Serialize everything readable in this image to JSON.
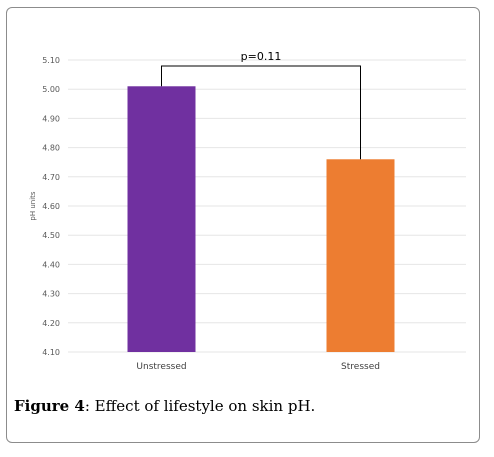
{
  "caption": {
    "label": "Figure 4",
    "text": ": Effect of lifestyle on skin pH."
  },
  "chart_data": {
    "type": "bar",
    "categories": [
      "Unstressed",
      "Stressed"
    ],
    "values": [
      5.01,
      4.76
    ],
    "colors": [
      "#7030a0",
      "#ed7d31"
    ],
    "ylabel": "pH units",
    "ylim": [
      4.1,
      5.1
    ],
    "yticks": [
      "4.10",
      "4.20",
      "4.30",
      "4.40",
      "4.50",
      "4.60",
      "4.70",
      "4.80",
      "4.90",
      "5.00",
      "5.10"
    ],
    "grid": true,
    "annotation": "p=0.11"
  }
}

=-=-=-=-=

- WHAT NEEDS TO BE DONE -
Pictures in the records above are not copied; print everything else exactly.

- CORRECT ANSWER -
Serialize everything readable in this image to JSON.
{
  "caption": {
    "label": "Figure 4",
    "text": ": Effect of lifestyle on skin pH."
  },
  "chart_data": {
    "type": "bar",
    "categories": [
      "Unstressed",
      "Stressed"
    ],
    "values": [
      5.01,
      4.76
    ],
    "colors": [
      "#7030a0",
      "#ed7d31"
    ],
    "ylabel": "pH units",
    "ylim": [
      4.1,
      5.1
    ],
    "yticks": [
      "4.10",
      "4.20",
      "4.30",
      "4.40",
      "4.50",
      "4.60",
      "4.70",
      "4.80",
      "4.90",
      "5.00",
      "5.10"
    ],
    "grid": true,
    "annotation": "p=0.11"
  }
}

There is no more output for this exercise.